Collected data
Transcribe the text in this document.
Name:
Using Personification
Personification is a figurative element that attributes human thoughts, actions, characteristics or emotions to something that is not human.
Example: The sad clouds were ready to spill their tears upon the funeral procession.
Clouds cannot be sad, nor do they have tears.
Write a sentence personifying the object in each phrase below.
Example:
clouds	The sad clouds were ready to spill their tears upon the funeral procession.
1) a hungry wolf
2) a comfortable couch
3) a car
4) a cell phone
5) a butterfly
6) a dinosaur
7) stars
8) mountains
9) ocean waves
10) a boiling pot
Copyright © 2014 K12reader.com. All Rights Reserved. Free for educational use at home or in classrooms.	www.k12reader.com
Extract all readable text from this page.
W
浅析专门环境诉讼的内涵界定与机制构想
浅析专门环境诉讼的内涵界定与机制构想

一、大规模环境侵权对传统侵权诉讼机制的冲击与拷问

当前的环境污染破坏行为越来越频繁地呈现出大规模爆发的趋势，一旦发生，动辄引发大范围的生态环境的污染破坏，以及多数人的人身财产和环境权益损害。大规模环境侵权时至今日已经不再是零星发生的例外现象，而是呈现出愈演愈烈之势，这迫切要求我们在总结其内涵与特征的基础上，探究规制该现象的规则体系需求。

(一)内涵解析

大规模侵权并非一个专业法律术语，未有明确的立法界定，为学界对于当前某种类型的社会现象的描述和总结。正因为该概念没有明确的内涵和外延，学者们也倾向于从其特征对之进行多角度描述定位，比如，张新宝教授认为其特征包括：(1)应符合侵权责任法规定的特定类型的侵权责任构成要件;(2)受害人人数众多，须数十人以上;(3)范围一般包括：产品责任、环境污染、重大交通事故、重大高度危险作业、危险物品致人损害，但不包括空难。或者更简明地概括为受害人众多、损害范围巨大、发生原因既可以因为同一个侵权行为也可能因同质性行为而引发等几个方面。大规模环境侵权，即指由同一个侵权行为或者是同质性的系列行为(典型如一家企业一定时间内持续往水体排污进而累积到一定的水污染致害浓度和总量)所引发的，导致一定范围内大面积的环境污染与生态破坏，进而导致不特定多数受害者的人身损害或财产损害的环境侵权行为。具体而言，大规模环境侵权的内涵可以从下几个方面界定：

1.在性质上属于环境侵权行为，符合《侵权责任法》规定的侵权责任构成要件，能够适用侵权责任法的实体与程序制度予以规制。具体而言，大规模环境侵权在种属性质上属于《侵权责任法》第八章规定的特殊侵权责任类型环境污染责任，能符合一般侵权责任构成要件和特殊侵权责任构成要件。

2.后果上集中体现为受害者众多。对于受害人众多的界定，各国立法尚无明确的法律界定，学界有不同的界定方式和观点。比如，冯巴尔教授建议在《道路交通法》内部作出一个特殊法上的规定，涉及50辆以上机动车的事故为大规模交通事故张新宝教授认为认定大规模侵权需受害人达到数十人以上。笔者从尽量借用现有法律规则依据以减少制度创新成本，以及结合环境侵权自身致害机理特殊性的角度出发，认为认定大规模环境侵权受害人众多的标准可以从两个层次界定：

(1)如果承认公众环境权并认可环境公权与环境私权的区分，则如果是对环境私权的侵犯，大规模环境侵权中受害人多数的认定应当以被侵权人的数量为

(Task description):
Pick out every line holding the string "were" and return it.

(Exercise result):
Example: The sad clouds were ready to spill their tears upon the funeral procession.
clouds	The sad clouds were ready to spill their tears upon the funeral procession.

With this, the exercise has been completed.